- Exercise instructions
Output all of the entries below precisely as written.

----- Data supplied -----

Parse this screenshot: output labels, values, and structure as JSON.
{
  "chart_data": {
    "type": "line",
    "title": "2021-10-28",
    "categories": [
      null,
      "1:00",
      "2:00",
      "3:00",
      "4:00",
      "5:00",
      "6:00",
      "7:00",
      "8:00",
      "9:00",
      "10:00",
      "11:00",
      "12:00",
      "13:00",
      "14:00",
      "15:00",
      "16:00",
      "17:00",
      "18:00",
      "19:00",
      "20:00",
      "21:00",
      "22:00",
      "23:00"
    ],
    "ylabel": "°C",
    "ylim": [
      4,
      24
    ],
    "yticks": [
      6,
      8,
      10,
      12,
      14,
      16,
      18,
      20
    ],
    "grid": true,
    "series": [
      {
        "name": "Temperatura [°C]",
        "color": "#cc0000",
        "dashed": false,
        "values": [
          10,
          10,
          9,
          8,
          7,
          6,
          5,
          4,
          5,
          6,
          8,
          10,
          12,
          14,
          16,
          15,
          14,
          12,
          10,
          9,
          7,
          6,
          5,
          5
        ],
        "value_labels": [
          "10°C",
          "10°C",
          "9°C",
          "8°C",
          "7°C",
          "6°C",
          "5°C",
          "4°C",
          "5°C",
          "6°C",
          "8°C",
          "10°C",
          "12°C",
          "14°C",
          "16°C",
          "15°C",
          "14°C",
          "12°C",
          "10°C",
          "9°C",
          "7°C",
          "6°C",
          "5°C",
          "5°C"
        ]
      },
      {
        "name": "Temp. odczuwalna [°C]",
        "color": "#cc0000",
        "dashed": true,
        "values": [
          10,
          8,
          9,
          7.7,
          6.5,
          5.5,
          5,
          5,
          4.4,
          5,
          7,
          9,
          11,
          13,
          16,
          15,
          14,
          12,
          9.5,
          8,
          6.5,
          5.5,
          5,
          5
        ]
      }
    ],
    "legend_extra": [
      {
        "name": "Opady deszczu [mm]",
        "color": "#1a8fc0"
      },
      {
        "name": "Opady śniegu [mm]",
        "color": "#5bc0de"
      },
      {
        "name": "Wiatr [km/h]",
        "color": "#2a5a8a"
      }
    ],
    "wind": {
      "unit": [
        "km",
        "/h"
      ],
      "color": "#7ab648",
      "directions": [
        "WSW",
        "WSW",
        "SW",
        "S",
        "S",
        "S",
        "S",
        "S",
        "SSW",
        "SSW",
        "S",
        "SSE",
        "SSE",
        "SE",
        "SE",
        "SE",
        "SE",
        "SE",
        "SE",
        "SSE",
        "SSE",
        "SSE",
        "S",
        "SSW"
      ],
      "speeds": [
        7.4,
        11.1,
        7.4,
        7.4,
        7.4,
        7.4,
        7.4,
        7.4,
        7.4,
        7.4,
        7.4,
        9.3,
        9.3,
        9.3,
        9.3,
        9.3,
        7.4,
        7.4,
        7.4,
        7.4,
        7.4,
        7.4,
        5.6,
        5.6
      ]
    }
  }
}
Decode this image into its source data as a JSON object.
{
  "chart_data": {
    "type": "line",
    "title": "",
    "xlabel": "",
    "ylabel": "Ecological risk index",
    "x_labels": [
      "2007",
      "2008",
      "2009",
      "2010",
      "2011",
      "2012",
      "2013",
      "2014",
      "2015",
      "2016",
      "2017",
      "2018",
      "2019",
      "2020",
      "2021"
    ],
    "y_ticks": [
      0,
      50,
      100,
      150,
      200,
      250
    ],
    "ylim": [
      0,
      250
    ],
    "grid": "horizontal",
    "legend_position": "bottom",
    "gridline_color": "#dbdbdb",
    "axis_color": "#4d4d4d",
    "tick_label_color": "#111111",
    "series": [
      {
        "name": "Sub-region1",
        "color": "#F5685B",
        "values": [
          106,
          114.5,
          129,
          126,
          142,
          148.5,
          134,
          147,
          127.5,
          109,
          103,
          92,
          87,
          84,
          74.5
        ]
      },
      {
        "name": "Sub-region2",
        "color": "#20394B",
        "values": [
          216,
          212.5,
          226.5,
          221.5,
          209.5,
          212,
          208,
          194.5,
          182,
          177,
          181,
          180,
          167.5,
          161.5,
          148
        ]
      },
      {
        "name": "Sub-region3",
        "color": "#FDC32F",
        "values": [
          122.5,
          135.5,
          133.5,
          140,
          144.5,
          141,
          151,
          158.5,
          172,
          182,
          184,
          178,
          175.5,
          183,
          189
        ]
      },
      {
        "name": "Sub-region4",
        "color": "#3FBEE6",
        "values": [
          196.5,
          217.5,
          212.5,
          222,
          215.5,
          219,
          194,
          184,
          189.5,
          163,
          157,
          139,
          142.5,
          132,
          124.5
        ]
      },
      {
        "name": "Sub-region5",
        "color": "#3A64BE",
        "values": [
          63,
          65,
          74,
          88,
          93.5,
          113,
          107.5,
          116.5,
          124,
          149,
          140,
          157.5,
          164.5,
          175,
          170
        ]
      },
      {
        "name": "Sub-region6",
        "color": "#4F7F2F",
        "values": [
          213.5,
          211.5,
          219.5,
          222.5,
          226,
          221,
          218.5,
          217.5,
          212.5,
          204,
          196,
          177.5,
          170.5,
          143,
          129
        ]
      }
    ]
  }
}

-----

- Task response
Parse this screenshot: output labels, values, and structure as JSON.
{
  "chart_data": {
    "type": "line",
    "title": "2021-10-28",
    "categories": [
      null,
      "1:00",
      "2:00",
      "3:00",
      "4:00",
      "5:00",
      "6:00",
      "7:00",
      "8:00",
      "9:00",
      "10:00",
      "11:00",
      "12:00",
      "13:00",
      "14:00",
      "15:00",
      "16:00",
      "17:00",
      "18:00",
      "19:00",
      "20:00",
      "21:00",
      "22:00",
      "23:00"
    ],
    "ylabel": "°C",
    "ylim": [
      4,
      24
    ],
    "yticks": [
      6,
      8,
      10,
      12,
      14,
      16,
      18,
      20
    ],
    "grid": true,
    "series": [
      {
        "name": "Temperatura [°C]",
        "color": "#cc0000",
        "dashed": false,
        "values": [
          10,
          10,
          9,
          8,
          7,
          6,
          5,
          4,
          5,
          6,
          8,
          10,
          12,
          14,
          16,
          15,
          14,
          12,
          10,
          9,
          7,
          6,
          5,
          5
        ],
        "value_labels": [
          "10°C",
          "10°C",
          "9°C",
          "8°C",
          "7°C",
          "6°C",
          "5°C",
          "4°C",
          "5°C",
          "6°C",
          "8°C",
          "10°C",
          "12°C",
          "14°C",
          "16°C",
          "15°C",
          "14°C",
          "12°C",
          "10°C",
          "9°C",
          "7°C",
          "6°C",
          "5°C",
          "5°C"
        ]
      },
      {
        "name": "Temp. odczuwalna [°C]",
        "color": "#cc0000",
        "dashed": true,
        "values": [
          10,
          8,
          9,
          7.7,
          6.5,
          5.5,
          5,
          5,
          4.4,
          5,
          7,
          9,
          11,
          13,
          16,
          15,
          14,
          12,
          9.5,
          8,
          6.5,
          5.5,
          5,
          5
        ]
      }
    ],
    "legend_extra": [
      {
        "name": "Opady deszczu [mm]",
        "color": "#1a8fc0"
      },
      {
        "name": "Opady śniegu [mm]",
        "color": "#5bc0de"
      },
      {
        "name": "Wiatr [km/h]",
        "color": "#2a5a8a"
      }
    ],
    "wind": {
      "unit": [
        "km",
        "/h"
      ],
      "color": "#7ab648",
      "directions": [
        "WSW",
        "WSW",
        "SW",
        "S",
        "S",
        "S",
        "S",
        "S",
        "SSW",
        "SSW",
        "S",
        "SSE",
        "SSE",
        "SE",
        "SE",
        "SE",
        "SE",
        "SE",
        "SE",
        "SSE",
        "SSE",
        "SSE",
        "S",
        "SSW"
      ],
      "speeds": [
        7.4,
        11.1,
        7.4,
        7.4,
        7.4,
        7.4,
        7.4,
        7.4,
        7.4,
        7.4,
        7.4,
        9.3,
        9.3,
        9.3,
        9.3,
        9.3,
        7.4,
        7.4,
        7.4,
        7.4,
        7.4,
        7.4,
        5.6,
        5.6
      ]
    }
  }
}
Decode this image into its source data as a JSON object.
{
  "chart_data": {
    "type": "line",
    "title": "",
    "xlabel": "",
    "ylabel": "Ecological risk index",
    "x_labels": [
      "2007",
      "2008",
      "2009",
      "2010",
      "2011",
      "2012",
      "2013",
      "2014",
      "2015",
      "2016",
      "2017",
      "2018",
      "2019",
      "2020",
      "2021"
    ],
    "y_ticks": [
      0,
      50,
      100,
      150,
      200,
      250
    ],
    "ylim": [
      0,
      250
    ],
    "grid": "horizontal",
    "legend_position": "bottom",
    "gridline_color": "#dbdbdb",
    "axis_color": "#4d4d4d",
    "tick_label_color": "#111111",
    "series": [
      {
        "name": "Sub-region1",
        "color": "#F5685B",
        "values": [
          106,
          114.5,
          129,
          126,
          142,
          148.5,
          134,
          147,
          127.5,
          109,
          103,
          92,
          87,
          84,
          74.5
        ]
      },
      {
        "name": "Sub-region2",
        "color": "#20394B",
        "values": [
          216,
          212.5,
          226.5,
          221.5,
          209.5,
          212,
          208,
          194.5,
          182,
          177,
          181,
          180,
          167.5,
          161.5,
          148
        ]
      },
      {
        "name": "Sub-region3",
        "color": "#FDC32F",
        "values": [
          122.5,
          135.5,
          133.5,
          140,
          144.5,
          141,
          151,
          158.5,
          172,
          182,
          184,
          178,
          175.5,
          183,
          189
        ]
      },
      {
        "name": "Sub-region4",
        "color": "#3FBEE6",
        "values": [
          196.5,
          217.5,
          212.5,
          222,
          215.5,
          219,
          194,
          184,
          189.5,
          163,
          157,
          139,
          142.5,
          132,
          124.5
        ]
      },
      {
        "name": "Sub-region5",
        "color": "#3A64BE",
        "values": [
          63,
          65,
          74,
          88,
          93.5,
          113,
          107.5,
          116.5,
          124,
          149,
          140,
          157.5,
          164.5,
          175,
          170
        ]
      },
      {
        "name": "Sub-region6",
        "color": "#4F7F2F",
        "values": [
          213.5,
          211.5,
          219.5,
          222.5,
          226,
          221,
          218.5,
          217.5,
          212.5,
          204,
          196,
          177.5,
          170.5,
          143,
          129
        ]
      }
    ]
  }
}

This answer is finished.